* [Your objective]
Copy each line of the items below word for word, omitting the pictures.

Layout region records

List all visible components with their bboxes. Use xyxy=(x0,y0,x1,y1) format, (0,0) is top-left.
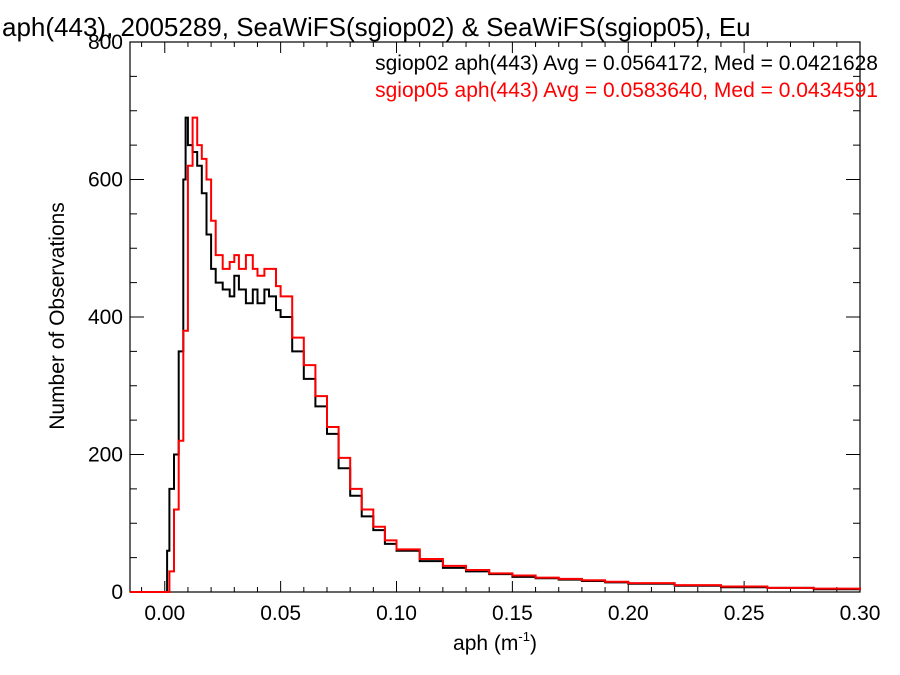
x-tick-label: 0.20 xyxy=(608,602,649,625)
axis-ticks: 0.00 0.05 0.10 0.15 0.20 0.25 0.30 0 200 400 600 80… xyxy=(88,31,880,625)
plot-frame xyxy=(129,41,861,593)
legend-annotation-2: sgiop05 aph(443) Avg = 0.0583640, Med = … xyxy=(375,79,878,102)
legend-annotation-1: sgiop02 aph(443) Avg = 0.0564172, Med = … xyxy=(375,52,878,75)
y-tick-label: 200 xyxy=(88,444,123,467)
x-axis-label-superscript: -1 xyxy=(518,629,530,644)
x-axis-label: aph (m-1) xyxy=(453,629,537,655)
x-tick-label: 0.05 xyxy=(260,602,301,625)
x-axis-label-close: ) xyxy=(530,632,537,655)
x-tick-label: 0.10 xyxy=(376,602,417,625)
x-tick-label: 0.30 xyxy=(840,602,881,625)
x-tick-label: 0.25 xyxy=(724,602,765,625)
legend-annotations: sgiop02 aph(443) Avg = 0.0564172, Med = … xyxy=(375,52,878,102)
histogram-series-2 xyxy=(130,116,861,593)
y-tick-label: 0 xyxy=(111,581,123,604)
data-series xyxy=(130,116,861,593)
y-tick-label: 800 xyxy=(88,31,123,54)
plot-area xyxy=(129,41,861,593)
chart-title: aph(443), 2005289, SeaWiFS(sgiop02) & Se… xyxy=(2,12,751,42)
y-tick-label: 600 xyxy=(88,169,123,192)
x-tick-label: 0.15 xyxy=(492,602,533,625)
x-axis-label-main: aph (m xyxy=(453,632,518,655)
y-axis-label: Number of Observations xyxy=(46,202,69,430)
y-tick-label: 400 xyxy=(88,306,123,329)
histogram-series-1 xyxy=(130,116,861,593)
x-tick-label: 0.00 xyxy=(144,602,185,625)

* [Full output]
List all visible components with their bboxes. Use xyxy=(x0,y0,x1,y1) format, (0,0) is top-left.
x-tick-label: 0.20 xyxy=(608,602,649,625)
axis-ticks: 0.00 0.05 0.10 0.15 0.20 0.25 0.30 0 200 400 600 80… xyxy=(88,31,880,625)
plot-frame xyxy=(129,41,861,593)
legend-annotation-2: sgiop05 aph(443) Avg = 0.0583640, Med = … xyxy=(375,79,878,102)
legend-annotation-1: sgiop02 aph(443) Avg = 0.0564172, Med = … xyxy=(375,52,878,75)
y-tick-label: 200 xyxy=(88,444,123,467)
x-axis-label-superscript: -1 xyxy=(518,629,530,644)
x-axis-label: aph (m-1) xyxy=(453,629,537,655)
x-tick-label: 0.05 xyxy=(260,602,301,625)
x-axis-label-close: ) xyxy=(530,632,537,655)
x-tick-label: 0.10 xyxy=(376,602,417,625)
x-tick-label: 0.30 xyxy=(840,602,881,625)
x-tick-label: 0.25 xyxy=(724,602,765,625)
legend-annotations: sgiop02 aph(443) Avg = 0.0564172, Med = … xyxy=(375,52,878,102)
histogram-series-2 xyxy=(130,116,861,593)
y-tick-label: 0 xyxy=(111,581,123,604)
data-series xyxy=(130,116,861,593)
y-tick-label: 800 xyxy=(88,31,123,54)
plot-area xyxy=(129,41,861,593)
chart-title: aph(443), 2005289, SeaWiFS(sgiop02) & Se… xyxy=(2,12,751,42)
y-tick-label: 600 xyxy=(88,169,123,192)
x-tick-label: 0.15 xyxy=(492,602,533,625)
x-axis-label-main: aph (m xyxy=(453,632,518,655)
y-axis-label: Number of Observations xyxy=(46,202,69,430)
y-tick-label: 400 xyxy=(88,306,123,329)
histogram-series-1 xyxy=(130,116,861,593)
x-tick-label: 0.00 xyxy=(144,602,185,625)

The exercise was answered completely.